>> Start MATERIAL SHOWN
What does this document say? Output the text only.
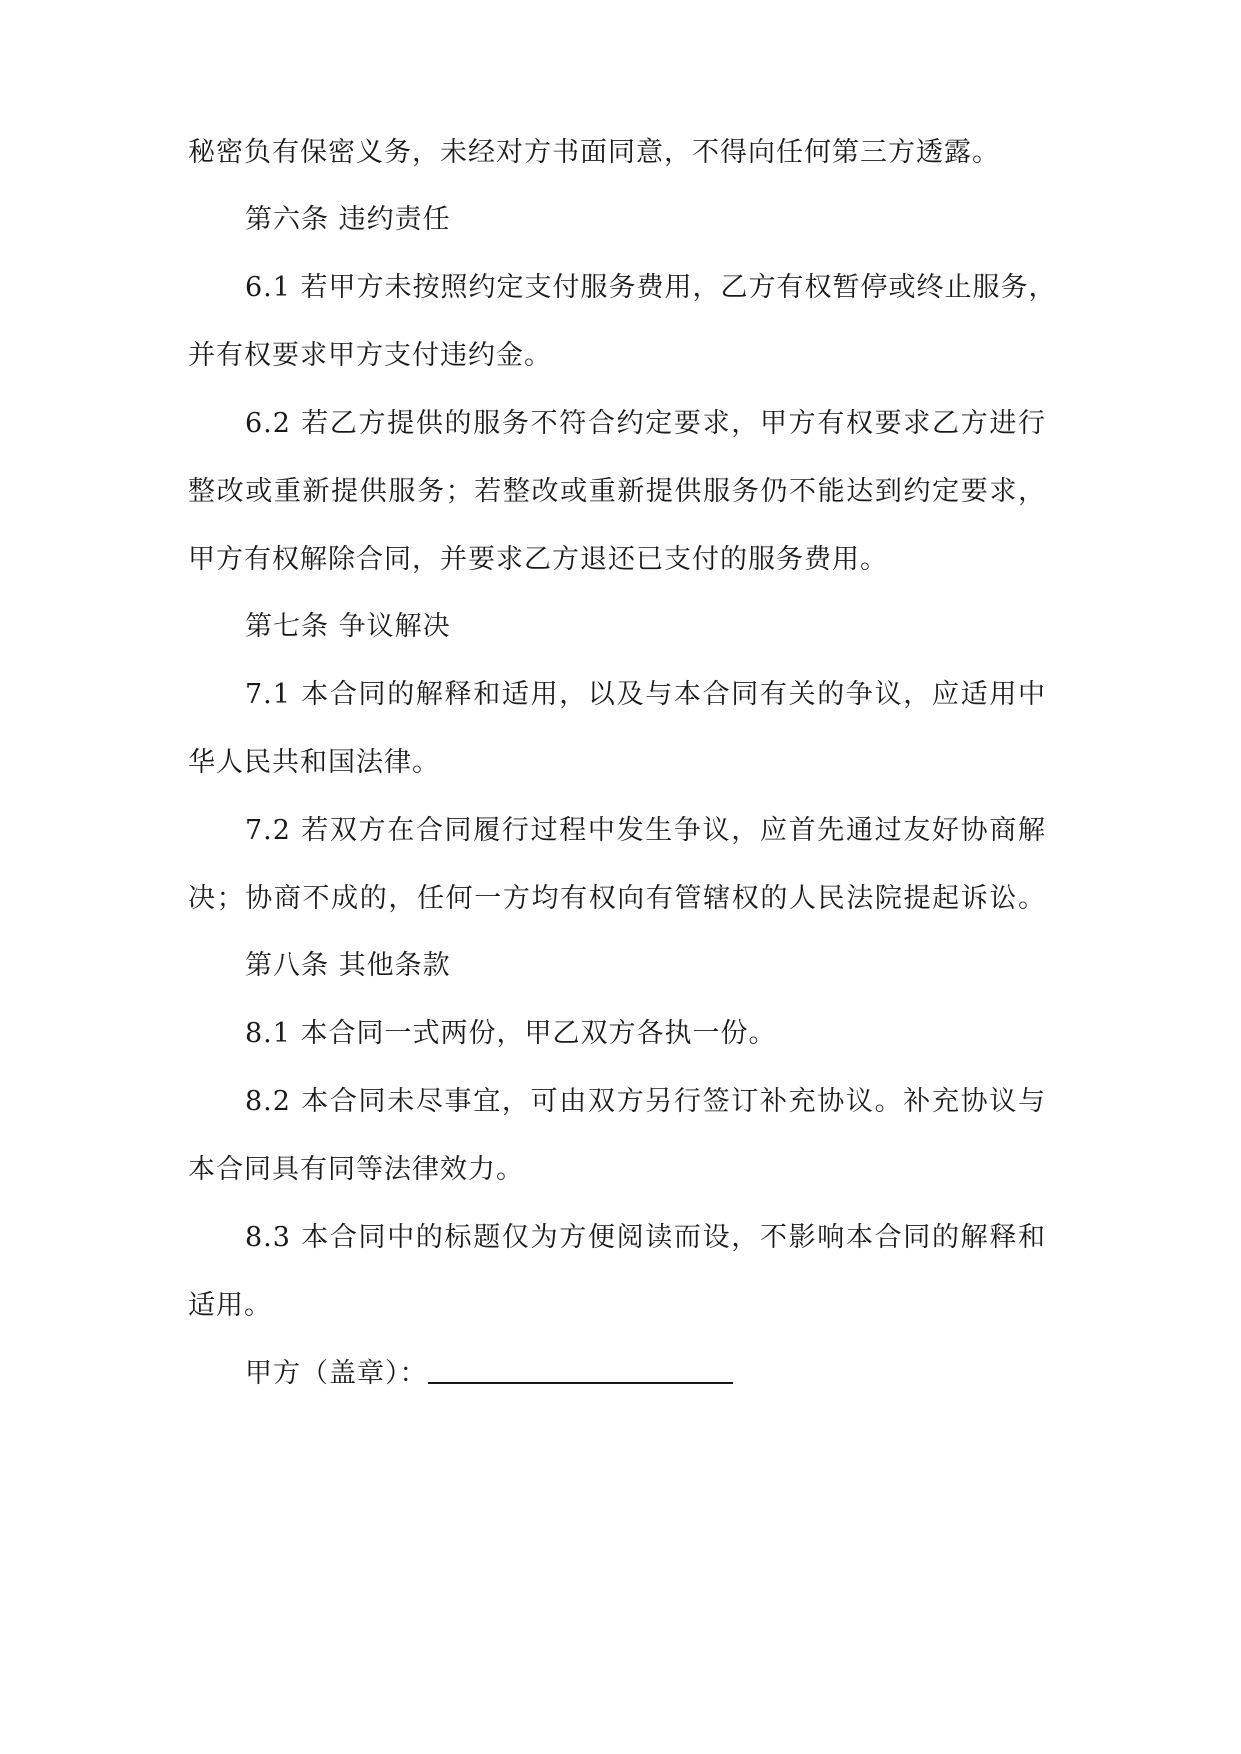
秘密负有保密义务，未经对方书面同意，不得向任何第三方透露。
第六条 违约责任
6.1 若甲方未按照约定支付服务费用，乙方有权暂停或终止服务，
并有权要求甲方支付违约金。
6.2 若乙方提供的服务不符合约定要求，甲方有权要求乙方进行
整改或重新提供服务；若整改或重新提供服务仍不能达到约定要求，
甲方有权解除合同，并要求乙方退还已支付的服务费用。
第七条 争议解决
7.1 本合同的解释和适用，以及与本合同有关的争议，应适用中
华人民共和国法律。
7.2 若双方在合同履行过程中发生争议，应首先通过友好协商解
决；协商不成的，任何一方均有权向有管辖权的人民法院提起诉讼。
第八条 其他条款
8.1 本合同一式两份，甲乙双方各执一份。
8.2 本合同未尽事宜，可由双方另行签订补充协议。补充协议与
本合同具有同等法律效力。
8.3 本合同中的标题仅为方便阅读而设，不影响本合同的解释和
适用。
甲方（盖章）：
>> End MATERIAL SHOWN
>> Start MATERIAL SHOWN
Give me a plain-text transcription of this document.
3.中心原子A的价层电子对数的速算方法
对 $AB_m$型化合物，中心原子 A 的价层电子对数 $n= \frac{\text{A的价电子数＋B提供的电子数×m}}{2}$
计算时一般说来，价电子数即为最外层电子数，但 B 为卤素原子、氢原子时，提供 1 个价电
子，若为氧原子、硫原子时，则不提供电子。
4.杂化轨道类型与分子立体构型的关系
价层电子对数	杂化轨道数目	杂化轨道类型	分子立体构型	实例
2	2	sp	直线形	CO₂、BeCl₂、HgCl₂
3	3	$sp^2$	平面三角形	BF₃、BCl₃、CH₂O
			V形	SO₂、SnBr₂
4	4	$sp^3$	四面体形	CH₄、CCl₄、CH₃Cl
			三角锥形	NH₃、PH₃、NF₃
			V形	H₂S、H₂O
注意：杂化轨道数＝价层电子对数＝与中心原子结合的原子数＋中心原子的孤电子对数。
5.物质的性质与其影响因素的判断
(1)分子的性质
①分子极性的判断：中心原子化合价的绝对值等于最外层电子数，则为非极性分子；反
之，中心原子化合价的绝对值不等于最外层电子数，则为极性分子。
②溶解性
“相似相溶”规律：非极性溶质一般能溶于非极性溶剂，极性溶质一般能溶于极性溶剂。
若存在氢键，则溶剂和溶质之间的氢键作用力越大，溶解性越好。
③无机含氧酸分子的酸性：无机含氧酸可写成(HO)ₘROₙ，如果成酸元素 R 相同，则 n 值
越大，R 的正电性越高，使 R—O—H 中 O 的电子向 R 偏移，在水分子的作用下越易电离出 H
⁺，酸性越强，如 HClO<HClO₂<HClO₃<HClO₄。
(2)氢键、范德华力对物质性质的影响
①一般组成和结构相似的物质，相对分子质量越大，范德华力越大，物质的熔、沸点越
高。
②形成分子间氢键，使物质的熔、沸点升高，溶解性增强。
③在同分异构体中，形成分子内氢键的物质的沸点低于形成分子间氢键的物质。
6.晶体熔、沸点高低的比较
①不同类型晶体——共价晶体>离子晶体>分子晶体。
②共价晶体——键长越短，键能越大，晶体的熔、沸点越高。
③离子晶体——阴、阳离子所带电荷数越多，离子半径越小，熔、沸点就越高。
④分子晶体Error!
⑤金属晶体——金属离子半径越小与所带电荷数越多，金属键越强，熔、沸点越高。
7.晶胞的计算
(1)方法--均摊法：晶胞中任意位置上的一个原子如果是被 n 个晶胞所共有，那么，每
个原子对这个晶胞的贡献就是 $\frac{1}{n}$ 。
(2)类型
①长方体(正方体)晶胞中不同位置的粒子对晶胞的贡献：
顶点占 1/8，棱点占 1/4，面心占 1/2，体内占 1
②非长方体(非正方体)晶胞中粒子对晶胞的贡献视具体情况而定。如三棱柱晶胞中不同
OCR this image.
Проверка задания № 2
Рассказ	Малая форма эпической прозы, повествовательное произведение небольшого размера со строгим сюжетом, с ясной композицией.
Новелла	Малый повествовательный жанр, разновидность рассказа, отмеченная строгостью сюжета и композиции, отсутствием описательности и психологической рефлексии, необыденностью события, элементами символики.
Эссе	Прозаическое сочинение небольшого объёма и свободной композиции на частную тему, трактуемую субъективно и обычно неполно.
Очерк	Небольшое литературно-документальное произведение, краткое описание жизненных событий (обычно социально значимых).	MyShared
>> End MATERIAL SHOWN
» **STATED GOAL**:
Reply with the number of lines in the material above that contain "document", and nothing more.

» **RESULT OF THIS EXERCISE**:
2